Determine how many lines in the entries below include "Module". The reply should be that number and nothing else.

Exercise materials start

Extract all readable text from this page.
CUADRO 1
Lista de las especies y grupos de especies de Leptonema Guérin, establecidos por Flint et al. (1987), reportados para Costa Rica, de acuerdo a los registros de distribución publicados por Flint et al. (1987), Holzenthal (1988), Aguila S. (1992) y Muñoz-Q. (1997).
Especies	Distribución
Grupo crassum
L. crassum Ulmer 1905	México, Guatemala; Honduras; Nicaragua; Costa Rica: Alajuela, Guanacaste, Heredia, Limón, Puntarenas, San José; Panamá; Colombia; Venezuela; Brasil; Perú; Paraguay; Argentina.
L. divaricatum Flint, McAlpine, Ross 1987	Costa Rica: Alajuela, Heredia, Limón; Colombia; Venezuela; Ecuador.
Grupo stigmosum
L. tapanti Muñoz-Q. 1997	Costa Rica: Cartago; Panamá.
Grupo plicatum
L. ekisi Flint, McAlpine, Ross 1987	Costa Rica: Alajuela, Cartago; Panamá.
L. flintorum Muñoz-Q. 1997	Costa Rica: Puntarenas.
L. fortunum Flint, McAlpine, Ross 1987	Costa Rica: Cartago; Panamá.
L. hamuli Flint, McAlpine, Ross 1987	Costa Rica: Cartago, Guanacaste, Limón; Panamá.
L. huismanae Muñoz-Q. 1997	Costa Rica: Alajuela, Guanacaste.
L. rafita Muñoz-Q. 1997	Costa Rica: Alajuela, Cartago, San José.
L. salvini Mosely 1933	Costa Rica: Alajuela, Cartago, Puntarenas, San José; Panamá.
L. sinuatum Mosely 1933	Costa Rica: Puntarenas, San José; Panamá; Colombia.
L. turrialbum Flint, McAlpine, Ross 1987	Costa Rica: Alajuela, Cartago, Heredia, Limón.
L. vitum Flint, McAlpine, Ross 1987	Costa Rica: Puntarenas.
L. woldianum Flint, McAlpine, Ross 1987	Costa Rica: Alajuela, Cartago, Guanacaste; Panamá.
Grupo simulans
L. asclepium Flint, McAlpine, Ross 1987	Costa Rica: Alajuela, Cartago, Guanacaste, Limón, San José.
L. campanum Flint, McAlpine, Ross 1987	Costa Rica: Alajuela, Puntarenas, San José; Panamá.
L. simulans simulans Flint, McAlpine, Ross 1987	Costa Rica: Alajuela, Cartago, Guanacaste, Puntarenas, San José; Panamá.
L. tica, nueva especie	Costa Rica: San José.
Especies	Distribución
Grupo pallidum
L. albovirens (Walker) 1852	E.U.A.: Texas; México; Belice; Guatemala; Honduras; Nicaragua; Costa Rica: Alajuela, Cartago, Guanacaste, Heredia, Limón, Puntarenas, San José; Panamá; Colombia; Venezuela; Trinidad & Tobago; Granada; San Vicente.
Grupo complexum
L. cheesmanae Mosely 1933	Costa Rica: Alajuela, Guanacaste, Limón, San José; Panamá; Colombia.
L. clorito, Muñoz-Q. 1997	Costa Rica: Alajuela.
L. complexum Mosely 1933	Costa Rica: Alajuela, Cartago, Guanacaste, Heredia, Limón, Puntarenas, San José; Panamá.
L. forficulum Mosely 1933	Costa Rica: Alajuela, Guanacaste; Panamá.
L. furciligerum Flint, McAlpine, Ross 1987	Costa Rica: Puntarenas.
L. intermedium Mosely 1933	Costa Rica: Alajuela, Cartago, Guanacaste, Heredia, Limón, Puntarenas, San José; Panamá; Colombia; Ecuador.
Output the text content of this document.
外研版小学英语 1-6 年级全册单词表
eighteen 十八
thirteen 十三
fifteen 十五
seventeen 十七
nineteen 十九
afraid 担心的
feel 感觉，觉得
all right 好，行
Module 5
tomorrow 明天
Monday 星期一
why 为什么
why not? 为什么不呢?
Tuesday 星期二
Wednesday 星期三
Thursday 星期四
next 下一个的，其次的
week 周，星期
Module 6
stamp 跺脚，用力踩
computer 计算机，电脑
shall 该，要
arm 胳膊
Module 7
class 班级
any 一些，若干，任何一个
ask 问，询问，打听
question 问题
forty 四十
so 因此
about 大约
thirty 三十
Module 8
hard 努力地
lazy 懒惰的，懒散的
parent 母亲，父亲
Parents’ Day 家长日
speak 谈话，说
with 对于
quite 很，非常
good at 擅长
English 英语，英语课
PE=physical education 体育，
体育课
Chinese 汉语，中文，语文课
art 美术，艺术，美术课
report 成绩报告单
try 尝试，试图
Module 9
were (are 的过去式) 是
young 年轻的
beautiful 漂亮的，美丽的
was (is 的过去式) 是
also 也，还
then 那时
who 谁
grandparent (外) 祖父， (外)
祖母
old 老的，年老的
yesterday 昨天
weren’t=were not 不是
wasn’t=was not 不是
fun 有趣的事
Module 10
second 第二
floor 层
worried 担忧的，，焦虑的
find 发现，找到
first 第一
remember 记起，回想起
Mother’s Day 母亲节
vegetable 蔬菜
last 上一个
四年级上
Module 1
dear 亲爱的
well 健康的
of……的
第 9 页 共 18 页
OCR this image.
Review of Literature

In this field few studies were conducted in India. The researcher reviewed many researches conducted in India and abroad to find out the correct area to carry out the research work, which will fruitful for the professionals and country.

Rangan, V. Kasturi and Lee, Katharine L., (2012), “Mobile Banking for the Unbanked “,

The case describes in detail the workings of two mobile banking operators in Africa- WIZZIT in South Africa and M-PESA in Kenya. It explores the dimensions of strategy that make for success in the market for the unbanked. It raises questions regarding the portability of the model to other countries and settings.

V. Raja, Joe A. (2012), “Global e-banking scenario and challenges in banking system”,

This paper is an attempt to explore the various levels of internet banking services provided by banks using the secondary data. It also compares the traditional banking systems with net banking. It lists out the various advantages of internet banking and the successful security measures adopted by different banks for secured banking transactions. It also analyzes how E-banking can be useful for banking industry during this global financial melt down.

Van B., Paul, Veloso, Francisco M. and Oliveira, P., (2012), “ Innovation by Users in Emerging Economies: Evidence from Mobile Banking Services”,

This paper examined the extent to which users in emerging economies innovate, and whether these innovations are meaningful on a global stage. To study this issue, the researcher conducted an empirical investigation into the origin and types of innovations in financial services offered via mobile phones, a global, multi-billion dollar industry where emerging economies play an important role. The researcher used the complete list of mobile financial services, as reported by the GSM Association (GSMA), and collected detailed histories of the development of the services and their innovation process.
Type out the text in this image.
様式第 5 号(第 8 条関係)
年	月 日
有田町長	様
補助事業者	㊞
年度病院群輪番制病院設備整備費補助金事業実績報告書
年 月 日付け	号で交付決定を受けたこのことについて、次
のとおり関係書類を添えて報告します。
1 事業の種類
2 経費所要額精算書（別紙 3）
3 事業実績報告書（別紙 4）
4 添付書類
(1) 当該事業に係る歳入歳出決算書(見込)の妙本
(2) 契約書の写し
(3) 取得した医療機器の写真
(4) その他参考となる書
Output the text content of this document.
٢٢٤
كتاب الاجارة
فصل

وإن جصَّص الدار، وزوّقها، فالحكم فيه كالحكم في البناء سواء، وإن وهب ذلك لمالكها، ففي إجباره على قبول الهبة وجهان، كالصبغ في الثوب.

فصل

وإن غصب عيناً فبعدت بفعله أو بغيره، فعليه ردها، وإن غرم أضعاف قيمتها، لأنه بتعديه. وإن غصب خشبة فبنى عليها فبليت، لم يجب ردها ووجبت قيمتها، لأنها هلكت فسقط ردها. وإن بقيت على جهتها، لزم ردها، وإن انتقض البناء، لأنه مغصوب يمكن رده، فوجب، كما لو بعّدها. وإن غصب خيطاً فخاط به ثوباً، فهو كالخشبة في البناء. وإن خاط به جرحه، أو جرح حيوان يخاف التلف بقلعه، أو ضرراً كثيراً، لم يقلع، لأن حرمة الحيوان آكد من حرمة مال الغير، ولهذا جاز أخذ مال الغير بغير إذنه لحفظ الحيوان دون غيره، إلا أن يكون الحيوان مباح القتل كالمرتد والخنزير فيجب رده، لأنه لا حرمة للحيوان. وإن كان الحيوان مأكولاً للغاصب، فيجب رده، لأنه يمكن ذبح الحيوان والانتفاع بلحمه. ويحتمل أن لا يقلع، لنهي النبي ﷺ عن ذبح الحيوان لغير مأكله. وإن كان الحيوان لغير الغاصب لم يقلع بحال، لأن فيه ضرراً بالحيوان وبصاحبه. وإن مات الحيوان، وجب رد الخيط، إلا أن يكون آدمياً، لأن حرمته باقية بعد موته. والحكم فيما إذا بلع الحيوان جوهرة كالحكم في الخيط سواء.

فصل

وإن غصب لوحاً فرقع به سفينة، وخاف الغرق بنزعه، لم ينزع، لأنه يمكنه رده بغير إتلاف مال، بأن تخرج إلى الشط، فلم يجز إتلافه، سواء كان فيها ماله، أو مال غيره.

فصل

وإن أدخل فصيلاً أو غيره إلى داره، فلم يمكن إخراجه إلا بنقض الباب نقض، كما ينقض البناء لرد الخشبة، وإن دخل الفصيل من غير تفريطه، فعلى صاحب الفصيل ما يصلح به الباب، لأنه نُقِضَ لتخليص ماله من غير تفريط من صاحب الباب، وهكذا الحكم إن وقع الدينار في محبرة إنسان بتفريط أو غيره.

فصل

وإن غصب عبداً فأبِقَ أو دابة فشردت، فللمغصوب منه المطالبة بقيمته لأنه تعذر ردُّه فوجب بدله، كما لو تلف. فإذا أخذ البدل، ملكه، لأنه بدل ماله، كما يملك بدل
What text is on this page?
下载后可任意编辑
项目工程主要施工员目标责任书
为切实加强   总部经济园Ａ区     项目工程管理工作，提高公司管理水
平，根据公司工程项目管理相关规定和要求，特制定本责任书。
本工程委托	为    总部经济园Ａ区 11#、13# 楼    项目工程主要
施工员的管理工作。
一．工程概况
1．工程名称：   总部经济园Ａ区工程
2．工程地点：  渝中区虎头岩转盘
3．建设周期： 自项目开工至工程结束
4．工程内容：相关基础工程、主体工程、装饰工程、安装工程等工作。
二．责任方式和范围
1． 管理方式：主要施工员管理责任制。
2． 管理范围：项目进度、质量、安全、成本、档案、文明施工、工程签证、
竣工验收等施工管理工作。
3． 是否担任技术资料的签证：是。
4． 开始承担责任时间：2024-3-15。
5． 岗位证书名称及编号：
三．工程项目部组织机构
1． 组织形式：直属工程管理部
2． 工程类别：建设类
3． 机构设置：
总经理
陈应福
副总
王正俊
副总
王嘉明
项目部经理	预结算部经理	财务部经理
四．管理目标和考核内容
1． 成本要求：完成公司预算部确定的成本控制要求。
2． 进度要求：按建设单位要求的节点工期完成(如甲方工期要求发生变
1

Exercise materials end

- Response to the exercise: 7